## OBJECTIVE
Work through the entries below and report how many lines include "income". The number alone is the answer.

_____

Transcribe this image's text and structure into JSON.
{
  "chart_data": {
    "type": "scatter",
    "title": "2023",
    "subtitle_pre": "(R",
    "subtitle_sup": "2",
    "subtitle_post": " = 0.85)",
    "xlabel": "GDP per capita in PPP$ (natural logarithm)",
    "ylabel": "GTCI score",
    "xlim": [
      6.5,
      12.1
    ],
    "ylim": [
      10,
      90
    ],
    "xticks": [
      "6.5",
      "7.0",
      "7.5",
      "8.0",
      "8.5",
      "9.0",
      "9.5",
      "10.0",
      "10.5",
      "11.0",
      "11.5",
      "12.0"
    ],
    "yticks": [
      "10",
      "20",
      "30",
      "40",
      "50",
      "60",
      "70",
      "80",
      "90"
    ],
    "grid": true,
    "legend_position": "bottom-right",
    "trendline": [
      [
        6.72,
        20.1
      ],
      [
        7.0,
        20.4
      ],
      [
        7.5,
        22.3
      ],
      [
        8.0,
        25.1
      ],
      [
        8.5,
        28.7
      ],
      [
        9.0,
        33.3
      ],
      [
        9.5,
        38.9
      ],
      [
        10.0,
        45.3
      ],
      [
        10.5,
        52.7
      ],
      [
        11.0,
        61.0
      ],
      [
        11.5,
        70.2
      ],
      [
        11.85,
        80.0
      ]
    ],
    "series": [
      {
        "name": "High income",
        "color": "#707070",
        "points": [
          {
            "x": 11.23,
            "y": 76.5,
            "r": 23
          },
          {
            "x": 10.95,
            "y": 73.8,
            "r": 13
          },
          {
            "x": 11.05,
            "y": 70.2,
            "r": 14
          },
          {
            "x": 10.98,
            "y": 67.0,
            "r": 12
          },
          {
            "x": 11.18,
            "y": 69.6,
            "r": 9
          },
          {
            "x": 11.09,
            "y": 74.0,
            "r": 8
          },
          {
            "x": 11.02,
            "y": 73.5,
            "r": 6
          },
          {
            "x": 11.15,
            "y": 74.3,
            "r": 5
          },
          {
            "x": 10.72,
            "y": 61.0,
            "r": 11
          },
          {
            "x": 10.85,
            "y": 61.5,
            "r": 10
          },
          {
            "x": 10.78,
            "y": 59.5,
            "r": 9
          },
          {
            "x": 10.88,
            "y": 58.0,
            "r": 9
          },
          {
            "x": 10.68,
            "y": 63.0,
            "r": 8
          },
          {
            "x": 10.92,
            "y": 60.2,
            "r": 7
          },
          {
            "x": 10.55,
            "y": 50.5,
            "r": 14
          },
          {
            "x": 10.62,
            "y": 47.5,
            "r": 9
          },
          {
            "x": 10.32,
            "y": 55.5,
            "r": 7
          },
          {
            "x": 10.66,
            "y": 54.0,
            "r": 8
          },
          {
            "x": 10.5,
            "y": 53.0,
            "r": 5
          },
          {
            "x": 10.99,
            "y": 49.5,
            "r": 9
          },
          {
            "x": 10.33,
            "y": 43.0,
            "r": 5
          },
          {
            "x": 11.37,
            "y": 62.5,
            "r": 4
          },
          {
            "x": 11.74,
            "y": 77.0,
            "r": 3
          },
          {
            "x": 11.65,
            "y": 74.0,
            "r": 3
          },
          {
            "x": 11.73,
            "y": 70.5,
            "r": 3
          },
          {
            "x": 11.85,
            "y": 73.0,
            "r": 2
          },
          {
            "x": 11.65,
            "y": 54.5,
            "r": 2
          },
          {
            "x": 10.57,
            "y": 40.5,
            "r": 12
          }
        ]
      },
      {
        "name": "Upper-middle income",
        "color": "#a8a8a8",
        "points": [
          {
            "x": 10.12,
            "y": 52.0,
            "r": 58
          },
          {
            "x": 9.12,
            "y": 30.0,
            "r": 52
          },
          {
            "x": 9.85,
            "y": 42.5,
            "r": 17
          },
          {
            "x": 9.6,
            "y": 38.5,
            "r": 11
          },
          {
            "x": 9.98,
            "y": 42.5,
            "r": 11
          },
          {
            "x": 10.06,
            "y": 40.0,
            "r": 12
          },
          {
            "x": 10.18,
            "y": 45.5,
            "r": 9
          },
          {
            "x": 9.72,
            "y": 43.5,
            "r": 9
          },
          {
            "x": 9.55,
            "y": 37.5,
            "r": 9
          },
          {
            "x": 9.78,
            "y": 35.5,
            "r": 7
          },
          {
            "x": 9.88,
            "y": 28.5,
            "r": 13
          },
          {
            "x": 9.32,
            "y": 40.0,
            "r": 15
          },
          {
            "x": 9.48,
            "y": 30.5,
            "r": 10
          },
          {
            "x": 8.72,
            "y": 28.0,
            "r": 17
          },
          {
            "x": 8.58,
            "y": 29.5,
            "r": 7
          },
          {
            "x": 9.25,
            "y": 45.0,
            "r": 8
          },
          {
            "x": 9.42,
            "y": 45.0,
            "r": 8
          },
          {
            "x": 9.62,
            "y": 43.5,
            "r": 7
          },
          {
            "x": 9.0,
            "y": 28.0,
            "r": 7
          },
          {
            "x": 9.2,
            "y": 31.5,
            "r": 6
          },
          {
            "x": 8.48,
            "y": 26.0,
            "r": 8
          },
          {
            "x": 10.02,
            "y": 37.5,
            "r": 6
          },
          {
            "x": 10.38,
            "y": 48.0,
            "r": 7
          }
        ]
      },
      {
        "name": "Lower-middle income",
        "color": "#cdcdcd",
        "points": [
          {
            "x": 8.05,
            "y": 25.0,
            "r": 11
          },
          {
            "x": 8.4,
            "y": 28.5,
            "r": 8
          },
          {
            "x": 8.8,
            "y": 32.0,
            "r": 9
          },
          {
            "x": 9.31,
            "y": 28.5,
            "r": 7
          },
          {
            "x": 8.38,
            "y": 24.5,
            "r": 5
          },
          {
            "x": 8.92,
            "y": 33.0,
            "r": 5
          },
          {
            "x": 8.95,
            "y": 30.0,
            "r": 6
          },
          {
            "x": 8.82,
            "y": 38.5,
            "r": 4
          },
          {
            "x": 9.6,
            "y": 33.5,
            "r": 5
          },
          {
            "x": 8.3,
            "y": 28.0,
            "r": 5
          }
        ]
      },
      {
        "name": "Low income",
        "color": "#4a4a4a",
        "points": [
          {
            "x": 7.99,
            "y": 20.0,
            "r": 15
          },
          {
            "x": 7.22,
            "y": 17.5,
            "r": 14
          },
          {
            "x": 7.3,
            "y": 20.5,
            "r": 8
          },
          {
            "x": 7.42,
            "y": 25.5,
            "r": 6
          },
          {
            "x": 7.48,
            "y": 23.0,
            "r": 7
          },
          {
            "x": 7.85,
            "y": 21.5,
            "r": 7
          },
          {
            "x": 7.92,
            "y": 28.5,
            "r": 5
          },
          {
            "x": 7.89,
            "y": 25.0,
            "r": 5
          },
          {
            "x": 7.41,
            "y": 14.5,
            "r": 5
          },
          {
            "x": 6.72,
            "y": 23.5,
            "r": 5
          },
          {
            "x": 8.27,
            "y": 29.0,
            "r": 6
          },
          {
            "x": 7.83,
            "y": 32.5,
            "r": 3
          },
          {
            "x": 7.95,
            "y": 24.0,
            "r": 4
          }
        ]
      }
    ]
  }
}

_____

## EXERCISE OUTPUT
4